◆ WHAT IS ASKED ◆
Extract, from the records beneath this instruction, each line that contains the word "Transport".

◆ TASK MATERIAL ◆

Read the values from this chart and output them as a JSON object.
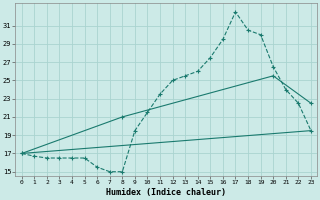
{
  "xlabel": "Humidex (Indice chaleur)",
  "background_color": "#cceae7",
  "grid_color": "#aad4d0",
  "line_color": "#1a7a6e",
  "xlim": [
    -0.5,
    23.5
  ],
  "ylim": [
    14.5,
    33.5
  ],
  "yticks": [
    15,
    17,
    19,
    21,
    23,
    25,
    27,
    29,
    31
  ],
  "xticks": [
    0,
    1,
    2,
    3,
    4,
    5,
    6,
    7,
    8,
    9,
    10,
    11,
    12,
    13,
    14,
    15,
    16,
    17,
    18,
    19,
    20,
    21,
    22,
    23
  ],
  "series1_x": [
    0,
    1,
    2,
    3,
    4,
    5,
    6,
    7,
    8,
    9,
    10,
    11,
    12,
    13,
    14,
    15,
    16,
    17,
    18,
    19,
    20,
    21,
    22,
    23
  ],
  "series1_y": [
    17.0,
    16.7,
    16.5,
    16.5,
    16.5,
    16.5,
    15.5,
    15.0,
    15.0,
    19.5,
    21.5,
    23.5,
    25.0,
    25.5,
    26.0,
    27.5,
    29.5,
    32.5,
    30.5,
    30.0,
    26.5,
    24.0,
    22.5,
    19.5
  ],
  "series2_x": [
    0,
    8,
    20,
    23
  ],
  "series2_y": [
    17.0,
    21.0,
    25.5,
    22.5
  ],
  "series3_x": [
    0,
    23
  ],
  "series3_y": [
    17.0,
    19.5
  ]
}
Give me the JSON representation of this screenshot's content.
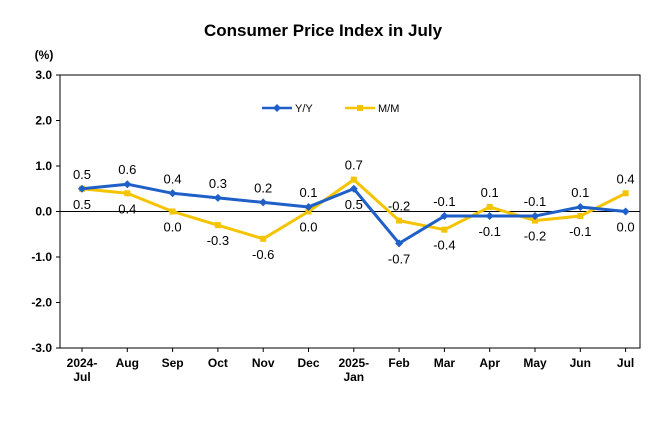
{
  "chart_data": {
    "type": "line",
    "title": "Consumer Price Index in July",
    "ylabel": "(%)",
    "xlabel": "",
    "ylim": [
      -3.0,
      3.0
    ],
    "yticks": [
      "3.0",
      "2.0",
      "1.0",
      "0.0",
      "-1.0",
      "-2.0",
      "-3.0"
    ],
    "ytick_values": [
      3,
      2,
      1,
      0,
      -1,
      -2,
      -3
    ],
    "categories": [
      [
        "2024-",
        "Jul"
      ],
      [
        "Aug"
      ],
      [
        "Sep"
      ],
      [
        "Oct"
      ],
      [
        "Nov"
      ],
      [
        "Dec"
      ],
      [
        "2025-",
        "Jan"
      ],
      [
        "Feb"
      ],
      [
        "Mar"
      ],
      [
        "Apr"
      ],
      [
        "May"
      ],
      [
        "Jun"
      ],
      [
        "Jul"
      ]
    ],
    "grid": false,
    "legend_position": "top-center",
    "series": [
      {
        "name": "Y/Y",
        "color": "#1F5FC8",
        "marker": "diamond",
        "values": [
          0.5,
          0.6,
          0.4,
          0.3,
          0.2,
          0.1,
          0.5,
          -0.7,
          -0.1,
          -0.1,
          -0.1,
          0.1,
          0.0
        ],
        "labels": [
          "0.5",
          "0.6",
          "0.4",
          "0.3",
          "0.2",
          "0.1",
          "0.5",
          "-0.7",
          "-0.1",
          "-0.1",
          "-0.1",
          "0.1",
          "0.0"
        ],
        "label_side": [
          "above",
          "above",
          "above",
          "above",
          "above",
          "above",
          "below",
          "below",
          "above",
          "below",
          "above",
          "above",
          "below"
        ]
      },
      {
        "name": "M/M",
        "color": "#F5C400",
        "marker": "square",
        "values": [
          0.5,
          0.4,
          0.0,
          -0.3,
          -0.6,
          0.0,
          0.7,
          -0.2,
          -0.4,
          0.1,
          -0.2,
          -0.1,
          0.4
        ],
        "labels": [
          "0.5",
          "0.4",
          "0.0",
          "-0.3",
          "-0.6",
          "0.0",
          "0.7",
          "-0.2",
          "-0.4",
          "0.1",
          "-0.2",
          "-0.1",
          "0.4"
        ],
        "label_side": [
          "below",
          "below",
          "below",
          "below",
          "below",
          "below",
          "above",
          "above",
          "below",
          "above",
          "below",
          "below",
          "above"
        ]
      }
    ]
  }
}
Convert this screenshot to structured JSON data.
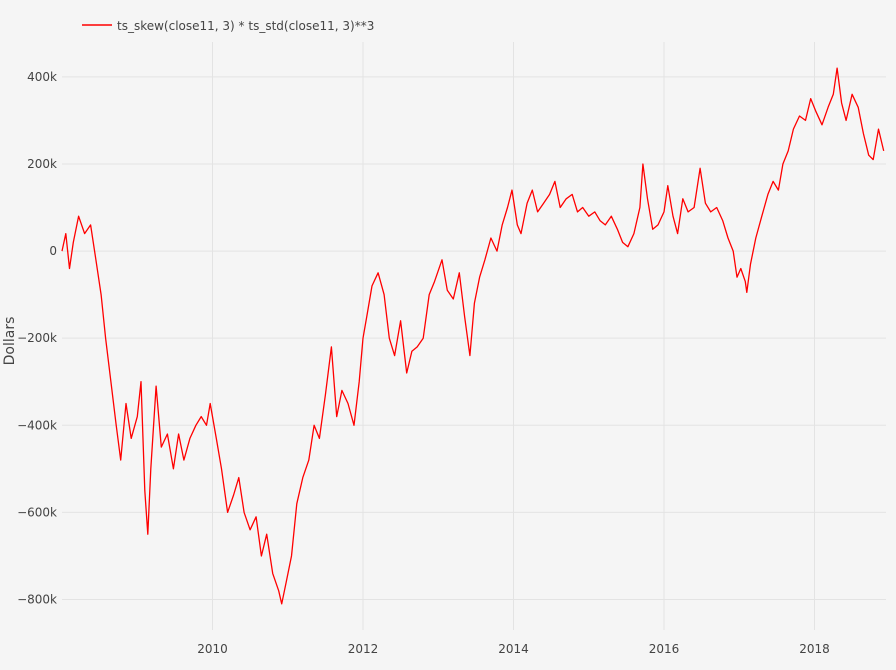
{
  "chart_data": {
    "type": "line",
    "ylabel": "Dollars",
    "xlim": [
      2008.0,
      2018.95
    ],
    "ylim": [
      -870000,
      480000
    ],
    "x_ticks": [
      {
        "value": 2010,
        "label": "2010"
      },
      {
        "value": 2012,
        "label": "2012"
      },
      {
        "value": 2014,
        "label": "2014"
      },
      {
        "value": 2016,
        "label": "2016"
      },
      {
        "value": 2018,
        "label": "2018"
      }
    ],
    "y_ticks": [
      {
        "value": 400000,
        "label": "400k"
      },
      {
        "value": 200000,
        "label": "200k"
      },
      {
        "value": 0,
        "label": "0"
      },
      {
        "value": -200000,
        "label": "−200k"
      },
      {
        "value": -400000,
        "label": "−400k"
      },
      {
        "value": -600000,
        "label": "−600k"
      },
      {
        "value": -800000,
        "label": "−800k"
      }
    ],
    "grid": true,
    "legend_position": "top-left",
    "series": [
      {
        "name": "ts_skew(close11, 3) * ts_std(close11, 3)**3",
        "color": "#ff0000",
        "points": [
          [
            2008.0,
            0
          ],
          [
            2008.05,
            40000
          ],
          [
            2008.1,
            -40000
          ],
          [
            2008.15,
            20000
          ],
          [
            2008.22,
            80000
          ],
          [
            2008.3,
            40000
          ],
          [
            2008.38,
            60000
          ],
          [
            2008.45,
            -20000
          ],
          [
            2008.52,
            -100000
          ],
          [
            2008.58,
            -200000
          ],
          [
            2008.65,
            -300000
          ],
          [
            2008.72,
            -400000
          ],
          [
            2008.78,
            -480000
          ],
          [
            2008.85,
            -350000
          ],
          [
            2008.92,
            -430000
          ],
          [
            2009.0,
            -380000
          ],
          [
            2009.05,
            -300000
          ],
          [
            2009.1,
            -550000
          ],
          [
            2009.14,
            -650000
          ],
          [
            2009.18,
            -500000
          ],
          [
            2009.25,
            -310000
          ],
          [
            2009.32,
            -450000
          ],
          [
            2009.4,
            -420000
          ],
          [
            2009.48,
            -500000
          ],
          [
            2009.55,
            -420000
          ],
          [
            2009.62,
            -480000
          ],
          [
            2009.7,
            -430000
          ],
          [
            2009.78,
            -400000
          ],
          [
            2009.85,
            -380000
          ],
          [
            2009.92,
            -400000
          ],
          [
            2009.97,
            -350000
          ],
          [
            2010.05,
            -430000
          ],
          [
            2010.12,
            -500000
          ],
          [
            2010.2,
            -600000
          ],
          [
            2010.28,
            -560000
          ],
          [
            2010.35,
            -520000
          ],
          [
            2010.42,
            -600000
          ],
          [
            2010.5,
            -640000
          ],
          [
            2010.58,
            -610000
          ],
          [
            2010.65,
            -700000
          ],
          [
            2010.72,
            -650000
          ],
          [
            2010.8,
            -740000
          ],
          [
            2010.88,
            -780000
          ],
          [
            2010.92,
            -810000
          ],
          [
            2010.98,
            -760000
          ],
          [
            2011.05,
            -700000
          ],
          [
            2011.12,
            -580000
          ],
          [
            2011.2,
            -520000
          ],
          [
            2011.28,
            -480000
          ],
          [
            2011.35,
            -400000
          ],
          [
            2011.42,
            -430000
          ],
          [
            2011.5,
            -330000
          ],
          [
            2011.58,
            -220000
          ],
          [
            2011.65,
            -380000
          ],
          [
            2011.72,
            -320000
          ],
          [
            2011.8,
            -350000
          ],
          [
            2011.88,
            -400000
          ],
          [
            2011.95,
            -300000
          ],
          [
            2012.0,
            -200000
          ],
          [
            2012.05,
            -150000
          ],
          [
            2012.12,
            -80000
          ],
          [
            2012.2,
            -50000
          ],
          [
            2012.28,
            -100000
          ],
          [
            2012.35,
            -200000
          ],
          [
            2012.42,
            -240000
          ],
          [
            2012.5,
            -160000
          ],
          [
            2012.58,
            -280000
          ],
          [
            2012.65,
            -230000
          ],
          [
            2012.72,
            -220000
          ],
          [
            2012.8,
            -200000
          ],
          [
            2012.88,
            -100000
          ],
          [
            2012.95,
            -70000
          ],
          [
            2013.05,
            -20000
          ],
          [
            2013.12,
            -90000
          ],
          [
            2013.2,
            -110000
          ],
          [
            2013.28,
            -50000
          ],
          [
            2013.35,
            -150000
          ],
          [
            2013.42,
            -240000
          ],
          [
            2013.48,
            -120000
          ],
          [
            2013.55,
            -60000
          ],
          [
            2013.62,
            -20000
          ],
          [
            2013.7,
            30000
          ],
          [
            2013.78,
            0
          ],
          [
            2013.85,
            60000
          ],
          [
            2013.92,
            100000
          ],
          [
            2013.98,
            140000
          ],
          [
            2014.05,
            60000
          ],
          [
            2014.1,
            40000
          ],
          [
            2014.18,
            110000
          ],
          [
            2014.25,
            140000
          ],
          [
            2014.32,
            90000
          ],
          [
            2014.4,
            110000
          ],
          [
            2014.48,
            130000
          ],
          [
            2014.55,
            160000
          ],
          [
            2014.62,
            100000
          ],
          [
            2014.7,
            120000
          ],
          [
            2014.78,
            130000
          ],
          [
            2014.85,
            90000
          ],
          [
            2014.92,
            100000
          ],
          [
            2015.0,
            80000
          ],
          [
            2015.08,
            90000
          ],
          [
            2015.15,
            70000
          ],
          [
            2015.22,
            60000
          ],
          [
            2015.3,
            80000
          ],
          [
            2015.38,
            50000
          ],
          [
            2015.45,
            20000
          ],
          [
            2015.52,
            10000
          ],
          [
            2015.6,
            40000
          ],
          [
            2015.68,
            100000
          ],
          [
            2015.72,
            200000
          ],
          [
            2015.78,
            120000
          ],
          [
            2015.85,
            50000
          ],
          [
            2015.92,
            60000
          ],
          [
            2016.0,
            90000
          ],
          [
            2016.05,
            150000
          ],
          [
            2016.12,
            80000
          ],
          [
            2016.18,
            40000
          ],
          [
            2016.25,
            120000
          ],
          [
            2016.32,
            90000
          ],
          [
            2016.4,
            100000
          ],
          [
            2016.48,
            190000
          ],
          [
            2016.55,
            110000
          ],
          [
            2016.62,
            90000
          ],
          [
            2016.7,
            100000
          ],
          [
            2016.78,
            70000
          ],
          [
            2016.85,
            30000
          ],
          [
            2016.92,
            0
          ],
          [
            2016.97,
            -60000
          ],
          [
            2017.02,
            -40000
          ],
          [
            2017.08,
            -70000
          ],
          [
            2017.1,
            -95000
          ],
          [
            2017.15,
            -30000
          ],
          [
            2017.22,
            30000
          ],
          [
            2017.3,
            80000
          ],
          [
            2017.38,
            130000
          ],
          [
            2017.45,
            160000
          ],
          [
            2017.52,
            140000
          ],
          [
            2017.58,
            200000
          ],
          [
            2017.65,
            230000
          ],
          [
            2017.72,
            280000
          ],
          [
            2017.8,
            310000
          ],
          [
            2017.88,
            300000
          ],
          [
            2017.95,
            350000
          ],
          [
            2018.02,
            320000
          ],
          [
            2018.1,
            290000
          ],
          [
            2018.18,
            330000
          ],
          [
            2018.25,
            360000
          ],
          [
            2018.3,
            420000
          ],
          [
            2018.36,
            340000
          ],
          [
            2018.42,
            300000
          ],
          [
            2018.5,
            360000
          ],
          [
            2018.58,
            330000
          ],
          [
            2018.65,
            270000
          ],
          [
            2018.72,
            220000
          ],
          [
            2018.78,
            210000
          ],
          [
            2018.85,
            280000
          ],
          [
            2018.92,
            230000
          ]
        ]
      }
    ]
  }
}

* * *

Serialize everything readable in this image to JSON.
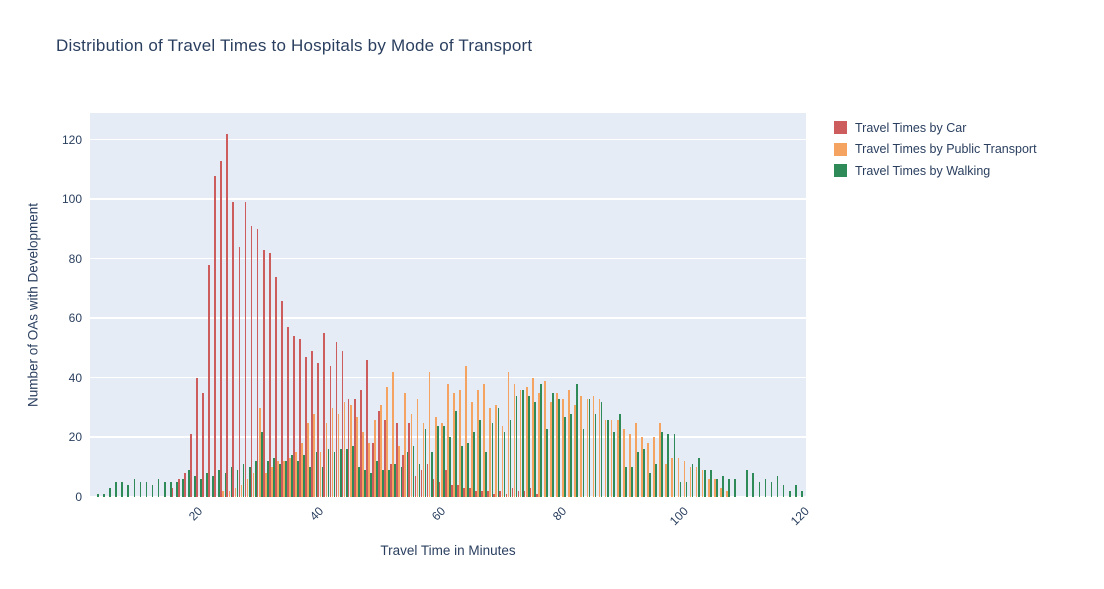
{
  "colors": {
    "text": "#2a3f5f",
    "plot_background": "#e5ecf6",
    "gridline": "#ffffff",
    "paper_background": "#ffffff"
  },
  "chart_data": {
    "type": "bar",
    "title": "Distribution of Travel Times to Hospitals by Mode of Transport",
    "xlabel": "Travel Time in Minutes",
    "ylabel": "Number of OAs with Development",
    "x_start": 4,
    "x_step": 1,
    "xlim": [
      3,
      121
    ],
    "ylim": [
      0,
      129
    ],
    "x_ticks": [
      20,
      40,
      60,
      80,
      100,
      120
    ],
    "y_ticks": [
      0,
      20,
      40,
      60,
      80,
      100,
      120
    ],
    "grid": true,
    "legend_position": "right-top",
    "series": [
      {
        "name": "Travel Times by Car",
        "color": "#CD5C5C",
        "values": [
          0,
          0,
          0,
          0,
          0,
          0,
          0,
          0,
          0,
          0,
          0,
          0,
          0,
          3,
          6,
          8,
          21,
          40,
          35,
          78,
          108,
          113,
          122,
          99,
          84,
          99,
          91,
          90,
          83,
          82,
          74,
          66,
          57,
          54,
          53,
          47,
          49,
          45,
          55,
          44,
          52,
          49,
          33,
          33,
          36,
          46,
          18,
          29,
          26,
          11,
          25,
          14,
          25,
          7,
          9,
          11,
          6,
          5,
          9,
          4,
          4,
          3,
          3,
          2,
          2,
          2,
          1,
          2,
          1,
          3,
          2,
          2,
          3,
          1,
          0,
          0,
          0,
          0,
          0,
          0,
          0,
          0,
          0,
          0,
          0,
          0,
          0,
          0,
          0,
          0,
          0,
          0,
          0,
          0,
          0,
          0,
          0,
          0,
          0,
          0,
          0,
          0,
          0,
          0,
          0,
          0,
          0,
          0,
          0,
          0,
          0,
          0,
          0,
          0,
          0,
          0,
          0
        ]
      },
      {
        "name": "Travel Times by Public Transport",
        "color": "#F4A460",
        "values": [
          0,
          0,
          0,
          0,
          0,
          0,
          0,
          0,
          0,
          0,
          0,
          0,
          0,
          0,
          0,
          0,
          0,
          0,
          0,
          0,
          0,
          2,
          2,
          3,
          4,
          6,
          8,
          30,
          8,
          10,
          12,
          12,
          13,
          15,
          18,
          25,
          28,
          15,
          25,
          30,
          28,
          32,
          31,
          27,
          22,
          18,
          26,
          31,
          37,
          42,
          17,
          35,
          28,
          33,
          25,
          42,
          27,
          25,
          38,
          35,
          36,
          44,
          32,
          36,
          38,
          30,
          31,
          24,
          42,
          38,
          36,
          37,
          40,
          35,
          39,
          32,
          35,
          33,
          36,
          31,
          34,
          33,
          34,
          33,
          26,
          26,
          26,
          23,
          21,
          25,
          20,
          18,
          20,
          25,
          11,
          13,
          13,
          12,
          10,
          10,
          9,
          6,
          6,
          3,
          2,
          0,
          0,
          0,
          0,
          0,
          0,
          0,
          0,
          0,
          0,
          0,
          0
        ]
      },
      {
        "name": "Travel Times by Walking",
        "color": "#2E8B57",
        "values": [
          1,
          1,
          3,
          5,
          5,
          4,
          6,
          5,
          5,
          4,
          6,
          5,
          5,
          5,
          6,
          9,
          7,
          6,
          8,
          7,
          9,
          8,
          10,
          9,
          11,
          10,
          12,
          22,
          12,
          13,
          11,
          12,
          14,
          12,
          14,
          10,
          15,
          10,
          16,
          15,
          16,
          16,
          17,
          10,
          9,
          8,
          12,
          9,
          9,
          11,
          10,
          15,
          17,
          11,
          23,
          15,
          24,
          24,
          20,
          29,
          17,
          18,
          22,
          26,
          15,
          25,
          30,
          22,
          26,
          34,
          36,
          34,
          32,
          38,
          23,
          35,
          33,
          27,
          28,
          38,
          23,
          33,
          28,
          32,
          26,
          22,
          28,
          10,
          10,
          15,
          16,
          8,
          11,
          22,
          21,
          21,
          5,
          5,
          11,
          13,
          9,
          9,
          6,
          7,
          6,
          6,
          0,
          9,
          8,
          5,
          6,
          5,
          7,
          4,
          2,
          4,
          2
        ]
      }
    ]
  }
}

* * *

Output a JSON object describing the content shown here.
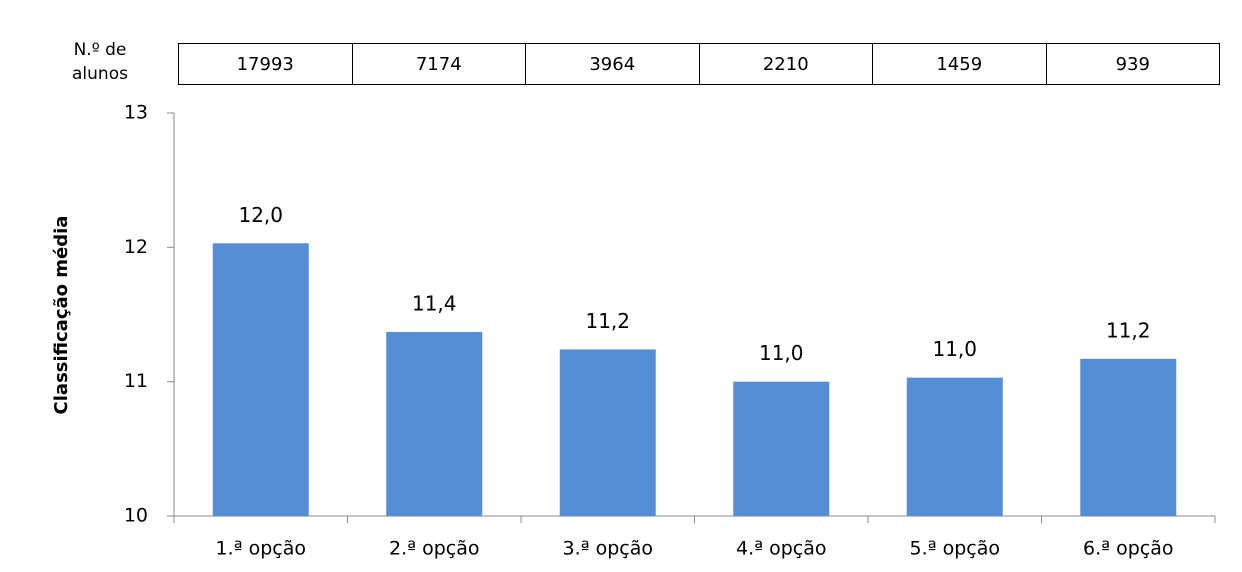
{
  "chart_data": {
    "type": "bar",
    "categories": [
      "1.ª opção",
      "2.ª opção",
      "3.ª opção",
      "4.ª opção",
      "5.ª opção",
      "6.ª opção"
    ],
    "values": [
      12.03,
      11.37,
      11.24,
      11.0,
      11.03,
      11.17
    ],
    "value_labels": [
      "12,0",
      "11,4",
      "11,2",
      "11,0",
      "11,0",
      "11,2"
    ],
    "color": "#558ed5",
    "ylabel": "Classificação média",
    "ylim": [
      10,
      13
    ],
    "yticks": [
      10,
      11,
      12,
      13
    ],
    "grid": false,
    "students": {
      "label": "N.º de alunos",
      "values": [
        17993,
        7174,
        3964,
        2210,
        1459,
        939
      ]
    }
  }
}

◆ RESPONSE FOR THIS EXERCISE ◆
    "title": "Distribution of Travel Times to Hospitals by Mode of Transport",
        "name": "Travel Times by Public Transport",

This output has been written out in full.